### WHAT THE TASK ASKS
Copy each line of the data below with the word "inches".
═════ DATA SUPPLIED
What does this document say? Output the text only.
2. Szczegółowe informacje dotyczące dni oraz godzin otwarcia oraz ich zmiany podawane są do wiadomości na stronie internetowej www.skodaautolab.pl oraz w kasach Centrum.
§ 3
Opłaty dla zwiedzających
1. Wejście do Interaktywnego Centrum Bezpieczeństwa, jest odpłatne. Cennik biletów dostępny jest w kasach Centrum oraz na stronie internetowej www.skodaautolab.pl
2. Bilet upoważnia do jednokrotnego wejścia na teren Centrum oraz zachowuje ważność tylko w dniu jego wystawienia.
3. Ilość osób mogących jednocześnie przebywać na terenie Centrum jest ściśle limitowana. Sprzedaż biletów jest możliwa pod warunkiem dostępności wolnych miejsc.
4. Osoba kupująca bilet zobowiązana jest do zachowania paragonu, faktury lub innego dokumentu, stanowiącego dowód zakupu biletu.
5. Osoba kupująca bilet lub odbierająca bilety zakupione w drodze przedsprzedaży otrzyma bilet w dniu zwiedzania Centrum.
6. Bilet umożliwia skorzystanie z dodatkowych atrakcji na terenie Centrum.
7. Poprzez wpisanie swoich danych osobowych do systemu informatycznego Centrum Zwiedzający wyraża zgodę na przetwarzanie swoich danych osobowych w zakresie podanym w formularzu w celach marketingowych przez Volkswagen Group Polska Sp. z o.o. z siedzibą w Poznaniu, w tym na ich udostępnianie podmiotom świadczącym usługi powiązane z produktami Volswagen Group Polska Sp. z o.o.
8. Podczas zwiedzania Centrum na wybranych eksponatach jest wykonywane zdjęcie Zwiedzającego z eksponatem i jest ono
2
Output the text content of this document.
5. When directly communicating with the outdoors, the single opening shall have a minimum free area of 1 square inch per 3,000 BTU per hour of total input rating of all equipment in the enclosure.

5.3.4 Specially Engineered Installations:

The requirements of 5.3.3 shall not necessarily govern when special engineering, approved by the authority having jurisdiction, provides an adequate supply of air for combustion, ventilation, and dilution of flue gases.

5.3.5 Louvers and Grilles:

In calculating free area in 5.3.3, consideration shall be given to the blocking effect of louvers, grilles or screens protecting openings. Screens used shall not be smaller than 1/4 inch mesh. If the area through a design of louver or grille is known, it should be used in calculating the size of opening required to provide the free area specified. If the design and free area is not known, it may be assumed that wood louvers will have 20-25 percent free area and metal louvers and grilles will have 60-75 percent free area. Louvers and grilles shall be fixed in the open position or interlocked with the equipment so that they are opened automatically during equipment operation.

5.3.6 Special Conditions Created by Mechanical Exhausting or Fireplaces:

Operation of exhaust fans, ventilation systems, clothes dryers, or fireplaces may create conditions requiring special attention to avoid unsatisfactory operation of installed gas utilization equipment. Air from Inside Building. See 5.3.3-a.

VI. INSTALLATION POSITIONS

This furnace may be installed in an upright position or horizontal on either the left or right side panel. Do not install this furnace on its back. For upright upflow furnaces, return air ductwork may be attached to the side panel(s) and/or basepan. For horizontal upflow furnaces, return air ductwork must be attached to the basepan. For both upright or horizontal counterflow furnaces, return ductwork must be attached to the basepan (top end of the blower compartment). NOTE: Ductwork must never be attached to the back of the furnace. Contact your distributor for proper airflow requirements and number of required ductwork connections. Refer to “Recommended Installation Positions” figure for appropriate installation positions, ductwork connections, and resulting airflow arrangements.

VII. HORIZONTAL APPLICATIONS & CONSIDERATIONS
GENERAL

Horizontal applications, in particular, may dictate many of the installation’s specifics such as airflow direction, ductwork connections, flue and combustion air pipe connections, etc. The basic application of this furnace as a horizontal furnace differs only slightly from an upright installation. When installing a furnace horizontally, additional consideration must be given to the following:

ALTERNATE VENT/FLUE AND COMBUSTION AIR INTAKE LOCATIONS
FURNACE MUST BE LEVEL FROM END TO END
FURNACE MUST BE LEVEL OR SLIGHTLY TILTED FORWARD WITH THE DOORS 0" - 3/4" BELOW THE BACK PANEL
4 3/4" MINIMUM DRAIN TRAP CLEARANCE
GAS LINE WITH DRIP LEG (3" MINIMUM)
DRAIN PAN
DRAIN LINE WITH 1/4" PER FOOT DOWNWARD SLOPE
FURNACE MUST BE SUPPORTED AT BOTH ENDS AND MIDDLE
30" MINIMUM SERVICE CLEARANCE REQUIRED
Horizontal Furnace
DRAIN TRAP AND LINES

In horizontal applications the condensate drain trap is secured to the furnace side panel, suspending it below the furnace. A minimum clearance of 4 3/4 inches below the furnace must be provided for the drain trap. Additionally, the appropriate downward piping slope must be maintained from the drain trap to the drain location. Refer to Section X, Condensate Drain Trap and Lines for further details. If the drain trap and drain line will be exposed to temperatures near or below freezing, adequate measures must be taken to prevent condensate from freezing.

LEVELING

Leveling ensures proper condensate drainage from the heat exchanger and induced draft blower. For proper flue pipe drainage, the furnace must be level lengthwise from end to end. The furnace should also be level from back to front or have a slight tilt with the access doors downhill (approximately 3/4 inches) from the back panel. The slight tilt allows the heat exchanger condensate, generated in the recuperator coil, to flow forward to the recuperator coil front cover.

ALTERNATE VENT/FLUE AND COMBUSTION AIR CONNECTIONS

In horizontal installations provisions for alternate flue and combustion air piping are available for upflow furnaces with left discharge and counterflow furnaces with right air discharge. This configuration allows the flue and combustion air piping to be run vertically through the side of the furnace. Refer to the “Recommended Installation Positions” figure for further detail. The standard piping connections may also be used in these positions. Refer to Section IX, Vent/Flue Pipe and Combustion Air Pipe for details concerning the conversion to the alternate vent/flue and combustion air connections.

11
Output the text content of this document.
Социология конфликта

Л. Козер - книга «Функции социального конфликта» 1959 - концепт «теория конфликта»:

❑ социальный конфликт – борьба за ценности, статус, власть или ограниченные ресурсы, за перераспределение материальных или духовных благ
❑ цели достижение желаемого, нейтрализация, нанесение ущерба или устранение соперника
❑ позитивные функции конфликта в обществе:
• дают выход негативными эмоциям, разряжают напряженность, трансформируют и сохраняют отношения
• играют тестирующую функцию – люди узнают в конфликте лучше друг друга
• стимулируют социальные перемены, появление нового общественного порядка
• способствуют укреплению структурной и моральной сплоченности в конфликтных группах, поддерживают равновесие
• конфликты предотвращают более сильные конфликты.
══════════
### COMPLETE ANSWER
In horizontal applications the condensate drain trap is secured to the furnace side panel, suspending it below the furnace. A minimum clearance of 4 3/4 inches below the furnace must be provided for the drain trap. Additionally, the appropriate downward piping slope must be maintained from the drain trap to the drain location. Refer to Section X, Condensate Drain Trap and Lines for further details. If the drain trap and drain line will be exposed to temperatures near or below freezing, adequate measures must be taken to prevent condensate from freezing.
Leveling ensures proper condensate drainage from the heat exchanger and induced draft blower. For proper flue pipe drainage, the furnace must be level lengthwise from end to end. The furnace should also be level from back to front or have a slight tilt with the access doors downhill (approximately 3/4 inches) from the back panel. The slight tilt allows the heat exchanger condensate, generated in the recuperator coil, to flow forward to the recuperator coil front cover.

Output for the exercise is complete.